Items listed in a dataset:

::::::

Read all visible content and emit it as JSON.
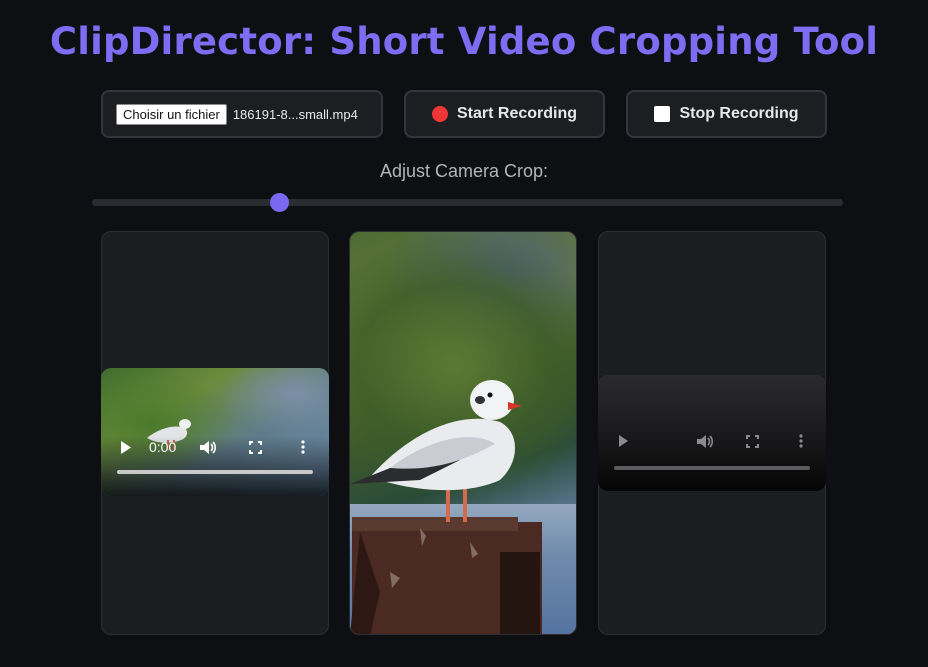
{
  "header": {
    "title": "ClipDirector: Short Video Cropping Tool"
  },
  "toolbar": {
    "file_button_label": "Choisir un fichier",
    "file_name": "186191-8...small.mp4",
    "start_label": "Start Recording",
    "stop_label": "Stop Recording"
  },
  "crop": {
    "label": "Adjust Camera Crop:",
    "value_fraction": 0.25
  },
  "left_player": {
    "time": "0:00",
    "progress_fraction": 0.0
  },
  "right_player": {
    "progress_fraction": 0.0
  },
  "colors": {
    "accent": "#7f6cf3",
    "record": "#ef3737",
    "panel": "#1c1d21"
  },
  "icons": [
    "record-dot-icon",
    "stop-square-icon",
    "play-icon",
    "volume-icon",
    "fullscreen-icon",
    "more-options-icon"
  ]
}
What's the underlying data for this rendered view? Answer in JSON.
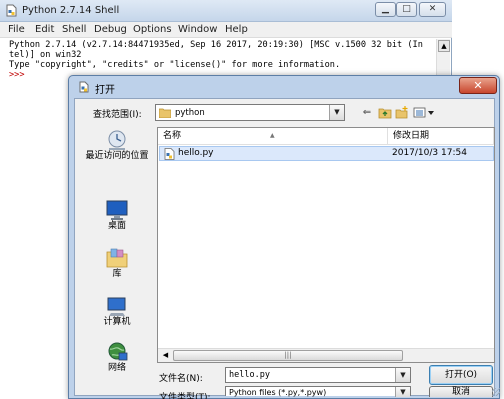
{
  "shell": {
    "title": "Python 2.7.14 Shell",
    "menus": [
      "File",
      "Edit",
      "Shell",
      "Debug",
      "Options",
      "Window",
      "Help"
    ],
    "lines": [
      "Python 2.7.14 (v2.7.14:84471935ed, Sep 16 2017, 20:19:30) [MSC v.1500 32 bit (In",
      "tel)] on win32",
      "Type \"copyright\", \"credits\" or \"license()\" for more information."
    ],
    "prompt": ">>>"
  },
  "dialog": {
    "title": "打开",
    "close_glyph": "✕",
    "look_in_label": "查找范围(I):",
    "look_in_value": "python",
    "places": [
      "最近访问的位置",
      "桌面",
      "库",
      "计算机",
      "网络"
    ],
    "columns": [
      "名称",
      "修改日期"
    ],
    "files": [
      {
        "name": "hello.py",
        "modified": "2017/10/3 17:54"
      }
    ],
    "filename_label": "文件名(N):",
    "filename_value": "hello.py",
    "filetype_label": "文件类型(T):",
    "filetype_value": "Python files (*.py,*.pyw)",
    "open_button": "打开(O)",
    "cancel_button": "取消"
  },
  "icons": {
    "shell_app": "python-file-icon",
    "dialog_app": "python-file-icon",
    "look_in_folder": "folder-icon",
    "back": "back-arrow-icon",
    "up": "up-folder-icon",
    "new_folder": "new-folder-icon",
    "views": "view-menu-icon",
    "places": [
      "recent-places-icon",
      "desktop-icon",
      "libraries-icon",
      "computer-icon",
      "network-icon"
    ],
    "file": "python-file-icon"
  },
  "colors": {
    "selection": "#dbe8fb",
    "close_button": "#c8462d",
    "dialog_frame": "#bdd1ea",
    "prompt": "#c00000"
  }
}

::::::

*DIRECTIVE*
Copy out each line of the data containing the string "Recording".

*REPLY TO THE EXERCISE*
    "start_label": "Start Recording",
    "stop_label": "Stop Recording"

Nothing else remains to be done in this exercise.